- PROBLEM
Write out all the lines again, precisely as they stand, but without the images.

- DATASET EXCERPTS
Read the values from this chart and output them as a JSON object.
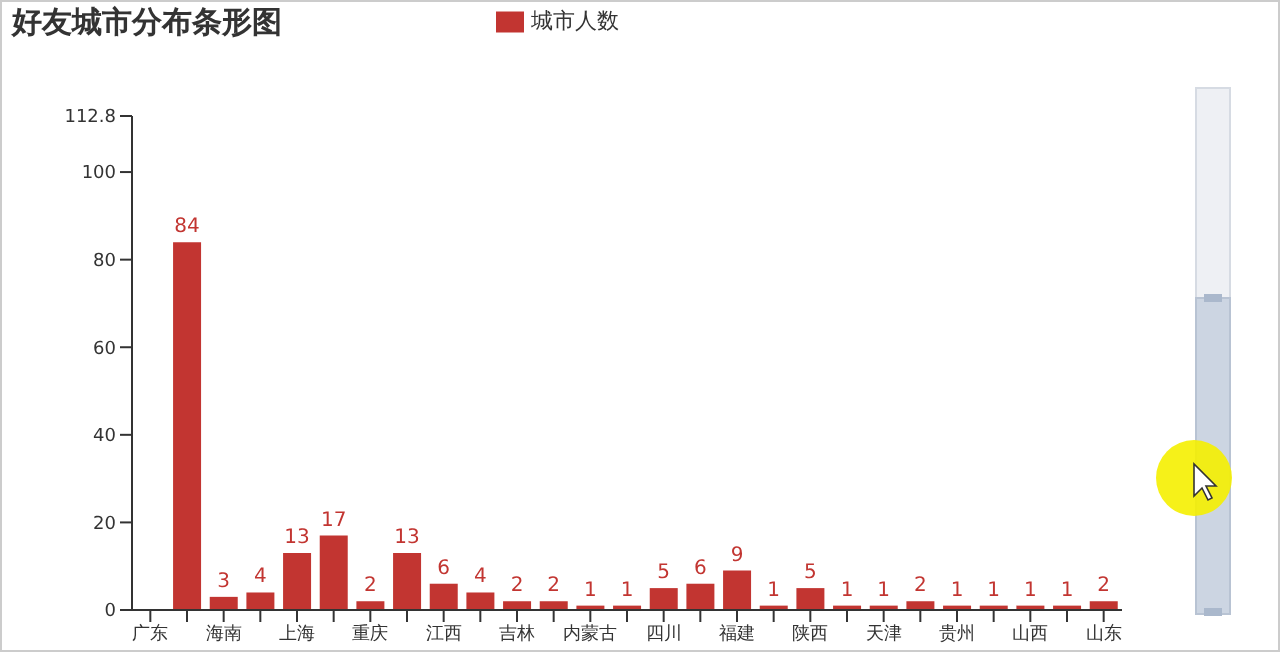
{
  "chart_data": {
    "type": "bar",
    "title": "好友城市分布条形图",
    "categories": [
      "广东",
      null,
      "海南",
      null,
      "上海",
      null,
      "重庆",
      null,
      "江西",
      null,
      "吉林",
      null,
      "内蒙古",
      null,
      "四川",
      null,
      "福建",
      null,
      "陕西",
      null,
      "天津",
      null,
      "贵州",
      null,
      "山西",
      null,
      "山东"
    ],
    "series": [
      {
        "name": "城市人数",
        "color": "#c23531",
        "values": [
          null,
          84,
          3,
          4,
          13,
          17,
          2,
          13,
          6,
          4,
          2,
          2,
          1,
          1,
          5,
          6,
          9,
          1,
          5,
          1,
          1,
          2,
          1,
          1,
          1,
          1,
          2
        ]
      }
    ],
    "ylim": [
      0,
      112.8
    ],
    "yticks": [
      0,
      20,
      40,
      60,
      80,
      100,
      112.8
    ],
    "data_labels": true,
    "legend": "top",
    "grid": false
  }
}
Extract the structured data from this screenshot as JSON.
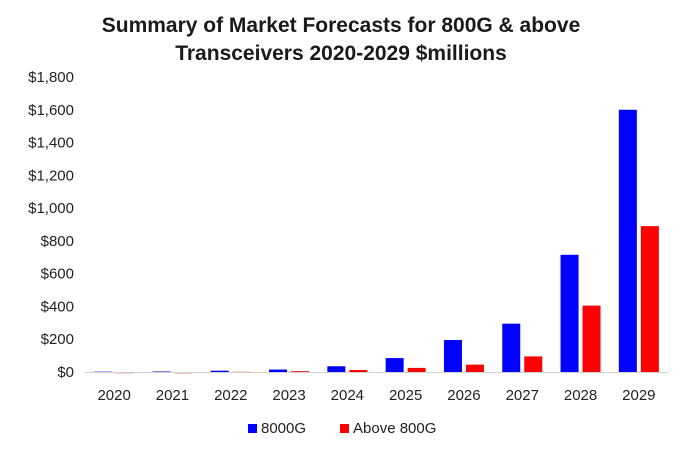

- OUTPUT BELOW
Read the values from this chart and output them as a JSON object.
{
  "chart_data": {
    "type": "bar",
    "title": "好友城市分布条形图",
    "categories": [
      "广东",
      null,
      "海南",
      null,
      "上海",
      null,
      "重庆",
      null,
      "江西",
      null,
      "吉林",
      null,
      "内蒙古",
      null,
      "四川",
      null,
      "福建",
      null,
      "陕西",
      null,
      "天津",
      null,
      "贵州",
      null,
      "山西",
      null,
      "山东"
    ],
    "series": [
      {
        "name": "城市人数",
        "color": "#c23531",
        "values": [
          null,
          84,
          3,
          4,
          13,
          17,
          2,
          13,
          6,
          4,
          2,
          2,
          1,
          1,
          5,
          6,
          9,
          1,
          5,
          1,
          1,
          2,
          1,
          1,
          1,
          1,
          2
        ]
      }
    ],
    "ylim": [
      0,
      112.8
    ],
    "yticks": [
      0,
      20,
      40,
      60,
      80,
      100,
      112.8
    ],
    "data_labels": true,
    "legend": "top",
    "grid": false
  }
}
Extract the structured data from this screenshot as JSON.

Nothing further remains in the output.